======== Material ========

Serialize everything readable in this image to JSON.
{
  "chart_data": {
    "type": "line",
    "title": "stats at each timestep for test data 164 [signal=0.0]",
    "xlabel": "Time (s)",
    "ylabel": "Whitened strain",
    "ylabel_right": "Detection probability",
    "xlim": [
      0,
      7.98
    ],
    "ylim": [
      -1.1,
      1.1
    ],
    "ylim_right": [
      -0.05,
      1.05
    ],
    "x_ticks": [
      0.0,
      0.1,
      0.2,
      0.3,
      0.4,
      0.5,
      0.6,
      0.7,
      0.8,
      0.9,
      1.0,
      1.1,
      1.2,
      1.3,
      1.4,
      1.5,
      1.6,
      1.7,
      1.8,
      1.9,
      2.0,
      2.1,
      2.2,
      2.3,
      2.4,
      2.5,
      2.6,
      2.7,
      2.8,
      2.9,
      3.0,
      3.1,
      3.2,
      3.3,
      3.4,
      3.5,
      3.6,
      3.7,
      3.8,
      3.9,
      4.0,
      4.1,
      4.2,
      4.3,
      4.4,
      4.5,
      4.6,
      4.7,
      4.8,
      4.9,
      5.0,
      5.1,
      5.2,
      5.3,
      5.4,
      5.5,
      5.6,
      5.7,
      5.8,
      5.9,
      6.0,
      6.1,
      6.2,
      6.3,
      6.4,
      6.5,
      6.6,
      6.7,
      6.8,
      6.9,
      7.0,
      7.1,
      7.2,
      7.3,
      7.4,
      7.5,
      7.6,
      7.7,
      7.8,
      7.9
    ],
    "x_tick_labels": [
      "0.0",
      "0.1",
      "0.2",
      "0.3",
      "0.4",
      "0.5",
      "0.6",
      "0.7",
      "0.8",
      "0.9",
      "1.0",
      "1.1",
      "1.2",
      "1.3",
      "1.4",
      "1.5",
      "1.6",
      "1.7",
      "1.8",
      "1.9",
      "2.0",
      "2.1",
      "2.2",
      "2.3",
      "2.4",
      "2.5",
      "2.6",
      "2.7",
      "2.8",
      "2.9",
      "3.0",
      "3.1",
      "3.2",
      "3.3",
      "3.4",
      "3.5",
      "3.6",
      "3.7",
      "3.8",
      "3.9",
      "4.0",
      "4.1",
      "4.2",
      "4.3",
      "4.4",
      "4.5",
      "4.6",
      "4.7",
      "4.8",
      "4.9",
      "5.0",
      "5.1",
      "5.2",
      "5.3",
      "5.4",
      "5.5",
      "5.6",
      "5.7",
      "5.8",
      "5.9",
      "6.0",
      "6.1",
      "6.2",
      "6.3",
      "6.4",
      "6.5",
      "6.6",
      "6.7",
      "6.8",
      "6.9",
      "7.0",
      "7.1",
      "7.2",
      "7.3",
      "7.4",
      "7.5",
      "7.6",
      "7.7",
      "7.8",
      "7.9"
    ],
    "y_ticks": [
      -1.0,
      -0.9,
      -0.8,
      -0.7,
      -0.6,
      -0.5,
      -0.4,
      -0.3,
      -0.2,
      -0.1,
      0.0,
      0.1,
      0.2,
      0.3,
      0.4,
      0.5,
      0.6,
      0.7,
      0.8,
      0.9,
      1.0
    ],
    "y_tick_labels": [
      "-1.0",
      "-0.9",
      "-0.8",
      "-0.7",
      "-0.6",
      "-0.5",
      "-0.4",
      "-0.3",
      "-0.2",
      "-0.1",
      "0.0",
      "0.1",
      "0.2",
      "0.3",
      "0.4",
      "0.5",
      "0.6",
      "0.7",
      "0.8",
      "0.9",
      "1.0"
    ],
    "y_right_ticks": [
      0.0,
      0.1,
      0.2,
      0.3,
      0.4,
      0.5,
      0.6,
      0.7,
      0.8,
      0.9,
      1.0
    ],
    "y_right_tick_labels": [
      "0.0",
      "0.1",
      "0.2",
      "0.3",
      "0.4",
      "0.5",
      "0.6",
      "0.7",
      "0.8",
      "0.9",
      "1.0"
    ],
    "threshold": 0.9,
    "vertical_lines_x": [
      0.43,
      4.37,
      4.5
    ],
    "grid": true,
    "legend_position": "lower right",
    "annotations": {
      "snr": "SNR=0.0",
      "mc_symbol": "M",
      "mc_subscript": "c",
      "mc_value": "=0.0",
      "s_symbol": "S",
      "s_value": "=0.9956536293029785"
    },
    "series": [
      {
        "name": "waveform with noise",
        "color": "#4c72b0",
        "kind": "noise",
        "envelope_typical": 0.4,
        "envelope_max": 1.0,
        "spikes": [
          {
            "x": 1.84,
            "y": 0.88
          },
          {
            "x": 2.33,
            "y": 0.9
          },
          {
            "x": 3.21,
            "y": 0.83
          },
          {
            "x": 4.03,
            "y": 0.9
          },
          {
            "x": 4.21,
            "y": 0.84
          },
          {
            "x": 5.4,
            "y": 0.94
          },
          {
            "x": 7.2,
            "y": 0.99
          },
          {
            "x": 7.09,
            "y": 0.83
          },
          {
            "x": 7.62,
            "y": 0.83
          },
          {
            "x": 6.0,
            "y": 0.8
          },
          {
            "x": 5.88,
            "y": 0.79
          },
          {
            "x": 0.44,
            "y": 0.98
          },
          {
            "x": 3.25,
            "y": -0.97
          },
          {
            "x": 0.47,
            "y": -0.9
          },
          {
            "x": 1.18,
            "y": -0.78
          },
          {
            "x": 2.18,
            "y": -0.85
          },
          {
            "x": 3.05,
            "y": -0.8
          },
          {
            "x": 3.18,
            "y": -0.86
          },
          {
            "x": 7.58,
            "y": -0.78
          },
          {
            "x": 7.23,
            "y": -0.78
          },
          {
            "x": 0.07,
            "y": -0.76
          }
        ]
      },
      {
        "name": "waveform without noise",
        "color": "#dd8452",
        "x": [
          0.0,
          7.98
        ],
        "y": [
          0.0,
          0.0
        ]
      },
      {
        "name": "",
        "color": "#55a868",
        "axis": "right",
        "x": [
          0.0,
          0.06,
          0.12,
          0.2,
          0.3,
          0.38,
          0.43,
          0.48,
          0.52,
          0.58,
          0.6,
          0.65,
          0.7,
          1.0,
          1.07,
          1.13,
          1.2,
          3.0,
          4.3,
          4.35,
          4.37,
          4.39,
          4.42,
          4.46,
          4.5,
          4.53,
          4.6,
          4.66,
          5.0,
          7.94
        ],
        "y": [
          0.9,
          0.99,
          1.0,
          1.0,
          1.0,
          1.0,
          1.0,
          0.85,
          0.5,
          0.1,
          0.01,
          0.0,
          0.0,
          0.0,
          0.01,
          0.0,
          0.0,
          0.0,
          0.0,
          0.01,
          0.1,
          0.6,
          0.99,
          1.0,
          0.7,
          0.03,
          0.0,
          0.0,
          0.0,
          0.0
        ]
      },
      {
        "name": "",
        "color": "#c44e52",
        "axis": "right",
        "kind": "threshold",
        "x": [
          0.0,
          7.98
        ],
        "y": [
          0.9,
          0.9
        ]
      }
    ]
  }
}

========

* **What is expected**
Above are the records; retype every one exactly.

* **Answer**
Serialize everything readable in this image to JSON.
{
  "chart_data": {
    "type": "line",
    "title": "stats at each timestep for test data 164 [signal=0.0]",
    "xlabel": "Time (s)",
    "ylabel": "Whitened strain",
    "ylabel_right": "Detection probability",
    "xlim": [
      0,
      7.98
    ],
    "ylim": [
      -1.1,
      1.1
    ],
    "ylim_right": [
      -0.05,
      1.05
    ],
    "x_ticks": [
      0.0,
      0.1,
      0.2,
      0.3,
      0.4,
      0.5,
      0.6,
      0.7,
      0.8,
      0.9,
      1.0,
      1.1,
      1.2,
      1.3,
      1.4,
      1.5,
      1.6,
      1.7,
      1.8,
      1.9,
      2.0,
      2.1,
      2.2,
      2.3,
      2.4,
      2.5,
      2.6,
      2.7,
      2.8,
      2.9,
      3.0,
      3.1,
      3.2,
      3.3,
      3.4,
      3.5,
      3.6,
      3.7,
      3.8,
      3.9,
      4.0,
      4.1,
      4.2,
      4.3,
      4.4,
      4.5,
      4.6,
      4.7,
      4.8,
      4.9,
      5.0,
      5.1,
      5.2,
      5.3,
      5.4,
      5.5,
      5.6,
      5.7,
      5.8,
      5.9,
      6.0,
      6.1,
      6.2,
      6.3,
      6.4,
      6.5,
      6.6,
      6.7,
      6.8,
      6.9,
      7.0,
      7.1,
      7.2,
      7.3,
      7.4,
      7.5,
      7.6,
      7.7,
      7.8,
      7.9
    ],
    "x_tick_labels": [
      "0.0",
      "0.1",
      "0.2",
      "0.3",
      "0.4",
      "0.5",
      "0.6",
      "0.7",
      "0.8",
      "0.9",
      "1.0",
      "1.1",
      "1.2",
      "1.3",
      "1.4",
      "1.5",
      "1.6",
      "1.7",
      "1.8",
      "1.9",
      "2.0",
      "2.1",
      "2.2",
      "2.3",
      "2.4",
      "2.5",
      "2.6",
      "2.7",
      "2.8",
      "2.9",
      "3.0",
      "3.1",
      "3.2",
      "3.3",
      "3.4",
      "3.5",
      "3.6",
      "3.7",
      "3.8",
      "3.9",
      "4.0",
      "4.1",
      "4.2",
      "4.3",
      "4.4",
      "4.5",
      "4.6",
      "4.7",
      "4.8",
      "4.9",
      "5.0",
      "5.1",
      "5.2",
      "5.3",
      "5.4",
      "5.5",
      "5.6",
      "5.7",
      "5.8",
      "5.9",
      "6.0",
      "6.1",
      "6.2",
      "6.3",
      "6.4",
      "6.5",
      "6.6",
      "6.7",
      "6.8",
      "6.9",
      "7.0",
      "7.1",
      "7.2",
      "7.3",
      "7.4",
      "7.5",
      "7.6",
      "7.7",
      "7.8",
      "7.9"
    ],
    "y_ticks": [
      -1.0,
      -0.9,
      -0.8,
      -0.7,
      -0.6,
      -0.5,
      -0.4,
      -0.3,
      -0.2,
      -0.1,
      0.0,
      0.1,
      0.2,
      0.3,
      0.4,
      0.5,
      0.6,
      0.7,
      0.8,
      0.9,
      1.0
    ],
    "y_tick_labels": [
      "-1.0",
      "-0.9",
      "-0.8",
      "-0.7",
      "-0.6",
      "-0.5",
      "-0.4",
      "-0.3",
      "-0.2",
      "-0.1",
      "0.0",
      "0.1",
      "0.2",
      "0.3",
      "0.4",
      "0.5",
      "0.6",
      "0.7",
      "0.8",
      "0.9",
      "1.0"
    ],
    "y_right_ticks": [
      0.0,
      0.1,
      0.2,
      0.3,
      0.4,
      0.5,
      0.6,
      0.7,
      0.8,
      0.9,
      1.0
    ],
    "y_right_tick_labels": [
      "0.0",
      "0.1",
      "0.2",
      "0.3",
      "0.4",
      "0.5",
      "0.6",
      "0.7",
      "0.8",
      "0.9",
      "1.0"
    ],
    "threshold": 0.9,
    "vertical_lines_x": [
      0.43,
      4.37,
      4.5
    ],
    "grid": true,
    "legend_position": "lower right",
    "annotations": {
      "snr": "SNR=0.0",
      "mc_symbol": "M",
      "mc_subscript": "c",
      "mc_value": "=0.0",
      "s_symbol": "S",
      "s_value": "=0.9956536293029785"
    },
    "series": [
      {
        "name": "waveform with noise",
        "color": "#4c72b0",
        "kind": "noise",
        "envelope_typical": 0.4,
        "envelope_max": 1.0,
        "spikes": [
          {
            "x": 1.84,
            "y": 0.88
          },
          {
            "x": 2.33,
            "y": 0.9
          },
          {
            "x": 3.21,
            "y": 0.83
          },
          {
            "x": 4.03,
            "y": 0.9
          },
          {
            "x": 4.21,
            "y": 0.84
          },
          {
            "x": 5.4,
            "y": 0.94
          },
          {
            "x": 7.2,
            "y": 0.99
          },
          {
            "x": 7.09,
            "y": 0.83
          },
          {
            "x": 7.62,
            "y": 0.83
          },
          {
            "x": 6.0,
            "y": 0.8
          },
          {
            "x": 5.88,
            "y": 0.79
          },
          {
            "x": 0.44,
            "y": 0.98
          },
          {
            "x": 3.25,
            "y": -0.97
          },
          {
            "x": 0.47,
            "y": -0.9
          },
          {
            "x": 1.18,
            "y": -0.78
          },
          {
            "x": 2.18,
            "y": -0.85
          },
          {
            "x": 3.05,
            "y": -0.8
          },
          {
            "x": 3.18,
            "y": -0.86
          },
          {
            "x": 7.58,
            "y": -0.78
          },
          {
            "x": 7.23,
            "y": -0.78
          },
          {
            "x": 0.07,
            "y": -0.76
          }
        ]
      },
      {
        "name": "waveform without noise",
        "color": "#dd8452",
        "x": [
          0.0,
          7.98
        ],
        "y": [
          0.0,
          0.0
        ]
      },
      {
        "name": "",
        "color": "#55a868",
        "axis": "right",
        "x": [
          0.0,
          0.06,
          0.12,
          0.2,
          0.3,
          0.38,
          0.43,
          0.48,
          0.52,
          0.58,
          0.6,
          0.65,
          0.7,
          1.0,
          1.07,
          1.13,
          1.2,
          3.0,
          4.3,
          4.35,
          4.37,
          4.39,
          4.42,
          4.46,
          4.5,
          4.53,
          4.6,
          4.66,
          5.0,
          7.94
        ],
        "y": [
          0.9,
          0.99,
          1.0,
          1.0,
          1.0,
          1.0,
          1.0,
          0.85,
          0.5,
          0.1,
          0.01,
          0.0,
          0.0,
          0.0,
          0.01,
          0.0,
          0.0,
          0.0,
          0.0,
          0.01,
          0.1,
          0.6,
          0.99,
          1.0,
          0.7,
          0.03,
          0.0,
          0.0,
          0.0,
          0.0
        ]
      },
      {
        "name": "",
        "color": "#c44e52",
        "axis": "right",
        "kind": "threshold",
        "x": [
          0.0,
          7.98
        ],
        "y": [
          0.9,
          0.9
        ]
      }
    ]
  }
}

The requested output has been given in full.